┌─ Information given

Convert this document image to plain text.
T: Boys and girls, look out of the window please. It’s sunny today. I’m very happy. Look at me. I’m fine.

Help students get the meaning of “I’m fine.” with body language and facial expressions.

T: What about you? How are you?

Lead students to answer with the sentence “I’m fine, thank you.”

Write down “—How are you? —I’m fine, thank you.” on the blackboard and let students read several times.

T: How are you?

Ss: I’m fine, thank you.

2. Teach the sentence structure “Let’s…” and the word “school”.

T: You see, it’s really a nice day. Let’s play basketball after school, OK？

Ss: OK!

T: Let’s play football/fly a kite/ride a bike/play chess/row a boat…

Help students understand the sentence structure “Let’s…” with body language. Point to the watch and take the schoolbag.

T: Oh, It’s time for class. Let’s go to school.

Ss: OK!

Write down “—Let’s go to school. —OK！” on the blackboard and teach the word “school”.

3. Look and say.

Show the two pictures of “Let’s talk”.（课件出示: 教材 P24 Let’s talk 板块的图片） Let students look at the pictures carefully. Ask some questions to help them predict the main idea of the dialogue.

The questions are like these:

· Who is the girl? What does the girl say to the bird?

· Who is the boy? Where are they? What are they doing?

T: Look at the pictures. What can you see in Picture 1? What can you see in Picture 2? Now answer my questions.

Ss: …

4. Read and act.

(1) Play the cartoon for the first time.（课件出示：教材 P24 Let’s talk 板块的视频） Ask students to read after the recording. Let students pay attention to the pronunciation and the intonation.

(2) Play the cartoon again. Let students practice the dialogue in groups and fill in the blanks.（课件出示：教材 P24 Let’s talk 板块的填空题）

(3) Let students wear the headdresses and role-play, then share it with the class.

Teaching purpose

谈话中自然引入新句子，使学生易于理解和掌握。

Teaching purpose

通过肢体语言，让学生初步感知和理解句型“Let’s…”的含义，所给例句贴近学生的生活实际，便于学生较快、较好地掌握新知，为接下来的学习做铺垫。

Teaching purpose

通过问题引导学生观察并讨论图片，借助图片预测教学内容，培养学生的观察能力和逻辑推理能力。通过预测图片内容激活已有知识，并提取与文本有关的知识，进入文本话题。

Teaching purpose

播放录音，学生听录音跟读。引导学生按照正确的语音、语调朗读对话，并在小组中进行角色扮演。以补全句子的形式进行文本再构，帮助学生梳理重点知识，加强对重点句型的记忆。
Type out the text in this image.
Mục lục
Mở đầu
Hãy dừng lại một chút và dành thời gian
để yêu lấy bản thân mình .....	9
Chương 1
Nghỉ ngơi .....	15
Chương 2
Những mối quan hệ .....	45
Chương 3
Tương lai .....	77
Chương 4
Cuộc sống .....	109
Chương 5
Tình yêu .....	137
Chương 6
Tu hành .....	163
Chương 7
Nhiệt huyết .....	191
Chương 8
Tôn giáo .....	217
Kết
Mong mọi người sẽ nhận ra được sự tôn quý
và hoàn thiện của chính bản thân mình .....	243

└─

» What the task requires
Reproduce the material verbatim, line by line.

» Output below
Convert this document image to plain text.
T: Boys and girls, look out of the window please. It’s sunny today. I’m very happy. Look at me. I’m fine.

Help students get the meaning of “I’m fine.” with body language and facial expressions.

T: What about you? How are you?

Lead students to answer with the sentence “I’m fine, thank you.”

Write down “—How are you? —I’m fine, thank you.” on the blackboard and let students read several times.

T: How are you?

Ss: I’m fine, thank you.

2. Teach the sentence structure “Let’s…” and the word “school”.

T: You see, it’s really a nice day. Let’s play basketball after school, OK？

Ss: OK!

T: Let’s play football/fly a kite/ride a bike/play chess/row a boat…

Help students understand the sentence structure “Let’s…” with body language. Point to the watch and take the schoolbag.

T: Oh, It’s time for class. Let’s go to school.

Ss: OK!

Write down “—Let’s go to school. —OK！” on the blackboard and teach the word “school”.

3. Look and say.

Show the two pictures of “Let’s talk”.（课件出示: 教材 P24 Let’s talk 板块的图片） Let students look at the pictures carefully. Ask some questions to help them predict the main idea of the dialogue.

The questions are like these:

· Who is the girl? What does the girl say to the bird?

· Who is the boy? Where are they? What are they doing?

T: Look at the pictures. What can you see in Picture 1? What can you see in Picture 2? Now answer my questions.

Ss: …

4. Read and act.

(1) Play the cartoon for the first time.（课件出示：教材 P24 Let’s talk 板块的视频） Ask students to read after the recording. Let students pay attention to the pronunciation and the intonation.

(2) Play the cartoon again. Let students practice the dialogue in groups and fill in the blanks.（课件出示：教材 P24 Let’s talk 板块的填空题）

(3) Let students wear the headdresses and role-play, then share it with the class.

Teaching purpose

谈话中自然引入新句子，使学生易于理解和掌握。

Teaching purpose

通过肢体语言，让学生初步感知和理解句型“Let’s…”的含义，所给例句贴近学生的生活实际，便于学生较快、较好地掌握新知，为接下来的学习做铺垫。

Teaching purpose

通过问题引导学生观察并讨论图片，借助图片预测教学内容，培养学生的观察能力和逻辑推理能力。通过预测图片内容激活已有知识，并提取与文本有关的知识，进入文本话题。

Teaching purpose

播放录音，学生听录音跟读。引导学生按照正确的语音、语调朗读对话，并在小组中进行角色扮演。以补全句子的形式进行文本再构，帮助学生梳理重点知识，加强对重点句型的记忆。
Type out the text in this image.
Mục lục
Mở đầu
Hãy dừng lại một chút và dành thời gian
để yêu lấy bản thân mình .....	9
Chương 1
Nghỉ ngơi .....	15
Chương 2
Những mối quan hệ .....	45
Chương 3
Tương lai .....	77
Chương 4
Cuộc sống .....	109
Chương 5
Tình yêu .....	137
Chương 6
Tu hành .....	163
Chương 7
Nhiệt huyết .....	191
Chương 8
Tôn giáo .....	217
Kết
Mong mọi người sẽ nhận ra được sự tôn quý
và hoàn thiện của chính bản thân mình .....	243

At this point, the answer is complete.